PROBLEM STATEMENT — Render the data below as a Markdown table with one numbered row per line, skipping any blank lines. Use "Row" and "Line" as the column headings.
-- START --
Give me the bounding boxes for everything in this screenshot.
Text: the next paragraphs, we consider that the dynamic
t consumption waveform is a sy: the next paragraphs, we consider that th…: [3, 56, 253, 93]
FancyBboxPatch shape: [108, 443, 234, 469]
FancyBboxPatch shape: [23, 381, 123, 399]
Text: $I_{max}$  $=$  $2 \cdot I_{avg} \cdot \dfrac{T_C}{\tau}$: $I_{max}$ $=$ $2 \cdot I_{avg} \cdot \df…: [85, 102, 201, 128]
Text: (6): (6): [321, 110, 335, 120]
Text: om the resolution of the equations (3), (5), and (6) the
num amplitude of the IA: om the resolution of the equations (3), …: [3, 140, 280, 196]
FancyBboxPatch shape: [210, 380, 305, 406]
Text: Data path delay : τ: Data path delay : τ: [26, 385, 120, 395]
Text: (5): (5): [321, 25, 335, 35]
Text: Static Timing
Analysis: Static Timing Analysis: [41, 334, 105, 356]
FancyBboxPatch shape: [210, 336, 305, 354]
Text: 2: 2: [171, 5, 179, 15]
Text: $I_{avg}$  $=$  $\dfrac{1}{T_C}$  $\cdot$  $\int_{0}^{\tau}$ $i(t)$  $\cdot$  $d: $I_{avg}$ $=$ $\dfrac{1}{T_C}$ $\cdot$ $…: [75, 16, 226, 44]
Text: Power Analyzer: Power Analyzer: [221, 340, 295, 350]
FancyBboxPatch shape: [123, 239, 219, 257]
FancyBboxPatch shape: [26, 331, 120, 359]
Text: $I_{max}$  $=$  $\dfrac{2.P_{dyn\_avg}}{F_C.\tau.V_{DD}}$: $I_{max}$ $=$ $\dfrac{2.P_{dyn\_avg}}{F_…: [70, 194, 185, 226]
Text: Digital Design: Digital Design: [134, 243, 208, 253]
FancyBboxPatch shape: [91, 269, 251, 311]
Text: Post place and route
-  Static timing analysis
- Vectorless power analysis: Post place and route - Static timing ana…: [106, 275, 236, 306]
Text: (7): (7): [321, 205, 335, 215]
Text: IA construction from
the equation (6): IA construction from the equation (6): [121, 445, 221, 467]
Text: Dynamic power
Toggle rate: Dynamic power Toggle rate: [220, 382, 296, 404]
-- END --
RESULT FOR THIS TASK —
| Row | Line |
|---|---|
| 1 | Give me the bounding boxes for everything in this screenshot. |
| 2 | Text: the next paragraphs, we consider that the dynamic |
| 3 | t consumption waveform is a sy: the next paragraphs, we consider that th…: [3, 56, 253, 93] |
| 4 | FancyBboxPatch shape: [108, 443, 234, 469] |
| 5 | FancyBboxPatch shape: [23, 381, 123, 399] |
| 6 | Text: $I_{max}$  $=$  $2 \cdot I_{avg} \cdot \dfrac{T_C}{\tau}$: $I_{max}$ $=$ $2 \cdot I_{avg} \cdot \df…: [85, 102, 201, 128] |
| 7 | Text: (6): (6): [321, 110, 335, 120] |
| 8 | Text: om the resolution of the equations (3), (5), and (6) the |
| 9 | num amplitude of the IA: om the resolution of the equations (3), …: [3, 140, 280, 196] |
| 10 | FancyBboxPatch shape: [210, 380, 305, 406] |
| 11 | Text: Data path delay : τ: Data path delay : τ: [26, 385, 120, 395] |
| 12 | Text: (5): (5): [321, 25, 335, 35] |
| 13 | Text: Static Timing |
| 14 | Analysis: Static Timing Analysis: [41, 334, 105, 356] |
| 15 | FancyBboxPatch shape: [210, 336, 305, 354] |
| 16 | Text: 2: 2: [171, 5, 179, 15] |
| 17 | Text: $I_{avg}$  $=$  $\dfrac{1}{T_C}$  $\cdot$  $\int_{0}^{\tau}$ $i(t)$  $\cdot$  $d: $I_{avg}$ $=$ $\dfrac{1}{T_C}$ $\cdot$ $…: [75, 16, 226, 44] |
| 18 | Text: Power Analyzer: Power Analyzer: [221, 340, 295, 350] |
| 19 | FancyBboxPatch shape: [123, 239, 219, 257] |
| 20 | FancyBboxPatch shape: [26, 331, 120, 359] |
| 21 | Text: $I_{max}$  $=$  $\dfrac{2.P_{dyn\_avg}}{F_C.\tau.V_{DD}}$: $I_{max}$ $=$ $\dfrac{2.P_{dyn\_avg}}{F_…: [70, 194, 185, 226] |
| 22 | Text: Digital Design: Digital Design: [134, 243, 208, 253] |
| 23 | FancyBboxPatch shape: [91, 269, 251, 311] |
| 24 | Text: Post place and route |
| 25 | -  Static timing analysis |
| 26 | - Vectorless power analysis: Post place and route - Static timing ana…: [106, 275, 236, 306] |
| 27 | Text: (7): (7): [321, 205, 335, 215] |
| 28 | Text: IA construction from |
| 29 | the equation (6): IA construction from the equation (6): [121, 445, 221, 467] |
| 30 | Text: Dynamic power |
| 31 | Toggle rate: Dynamic power Toggle rate: [220, 382, 296, 404] |